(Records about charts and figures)

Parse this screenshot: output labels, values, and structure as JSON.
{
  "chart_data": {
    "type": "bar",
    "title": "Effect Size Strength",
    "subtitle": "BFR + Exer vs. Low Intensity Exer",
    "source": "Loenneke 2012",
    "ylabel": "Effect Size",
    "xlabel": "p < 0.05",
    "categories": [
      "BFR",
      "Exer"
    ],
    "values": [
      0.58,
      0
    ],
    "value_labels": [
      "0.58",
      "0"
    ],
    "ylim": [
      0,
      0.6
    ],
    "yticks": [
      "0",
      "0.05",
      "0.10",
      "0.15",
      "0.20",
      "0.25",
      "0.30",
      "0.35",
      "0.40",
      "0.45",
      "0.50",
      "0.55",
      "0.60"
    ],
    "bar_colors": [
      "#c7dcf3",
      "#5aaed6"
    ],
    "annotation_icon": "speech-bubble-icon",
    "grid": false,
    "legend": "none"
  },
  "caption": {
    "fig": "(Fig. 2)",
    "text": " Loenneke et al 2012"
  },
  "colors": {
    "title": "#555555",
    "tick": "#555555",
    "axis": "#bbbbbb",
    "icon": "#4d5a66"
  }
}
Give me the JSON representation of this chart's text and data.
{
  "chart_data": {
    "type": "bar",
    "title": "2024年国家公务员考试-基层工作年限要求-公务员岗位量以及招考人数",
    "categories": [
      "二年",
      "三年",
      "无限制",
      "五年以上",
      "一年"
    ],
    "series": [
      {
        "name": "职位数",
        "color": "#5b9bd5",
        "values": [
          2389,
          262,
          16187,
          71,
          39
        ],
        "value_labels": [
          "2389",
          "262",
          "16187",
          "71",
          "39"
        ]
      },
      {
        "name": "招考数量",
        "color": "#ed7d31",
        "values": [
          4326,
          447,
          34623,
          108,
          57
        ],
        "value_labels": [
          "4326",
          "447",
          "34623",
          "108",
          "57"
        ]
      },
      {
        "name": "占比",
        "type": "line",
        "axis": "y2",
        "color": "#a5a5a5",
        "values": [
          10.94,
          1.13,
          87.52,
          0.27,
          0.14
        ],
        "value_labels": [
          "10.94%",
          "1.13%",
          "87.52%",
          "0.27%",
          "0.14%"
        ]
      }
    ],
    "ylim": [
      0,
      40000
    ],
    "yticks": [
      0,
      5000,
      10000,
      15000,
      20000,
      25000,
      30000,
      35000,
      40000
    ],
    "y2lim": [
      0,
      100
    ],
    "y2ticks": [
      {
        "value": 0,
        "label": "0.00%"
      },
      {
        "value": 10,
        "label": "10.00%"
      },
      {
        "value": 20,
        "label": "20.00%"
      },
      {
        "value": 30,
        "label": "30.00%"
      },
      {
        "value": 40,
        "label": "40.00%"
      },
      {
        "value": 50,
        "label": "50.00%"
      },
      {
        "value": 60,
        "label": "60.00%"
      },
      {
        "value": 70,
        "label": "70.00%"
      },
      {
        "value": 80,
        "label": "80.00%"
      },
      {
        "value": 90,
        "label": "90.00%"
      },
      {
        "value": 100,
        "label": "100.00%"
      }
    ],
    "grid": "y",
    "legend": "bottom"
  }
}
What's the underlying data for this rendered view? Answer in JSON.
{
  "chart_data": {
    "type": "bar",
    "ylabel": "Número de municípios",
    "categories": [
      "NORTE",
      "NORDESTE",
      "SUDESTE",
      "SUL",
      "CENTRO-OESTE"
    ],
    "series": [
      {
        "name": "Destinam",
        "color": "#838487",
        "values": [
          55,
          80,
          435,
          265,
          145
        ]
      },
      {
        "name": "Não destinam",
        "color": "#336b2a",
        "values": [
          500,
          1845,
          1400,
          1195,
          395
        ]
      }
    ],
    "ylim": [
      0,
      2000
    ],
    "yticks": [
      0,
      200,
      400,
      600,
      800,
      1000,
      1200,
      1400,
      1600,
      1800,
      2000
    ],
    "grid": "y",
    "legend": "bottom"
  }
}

Your goal -> Which lines contain "Exer"? Copy each of them out.

Response to this task ->
    "subtitle": "BFR + Exer vs. Low Intensity Exer",
      "Exer"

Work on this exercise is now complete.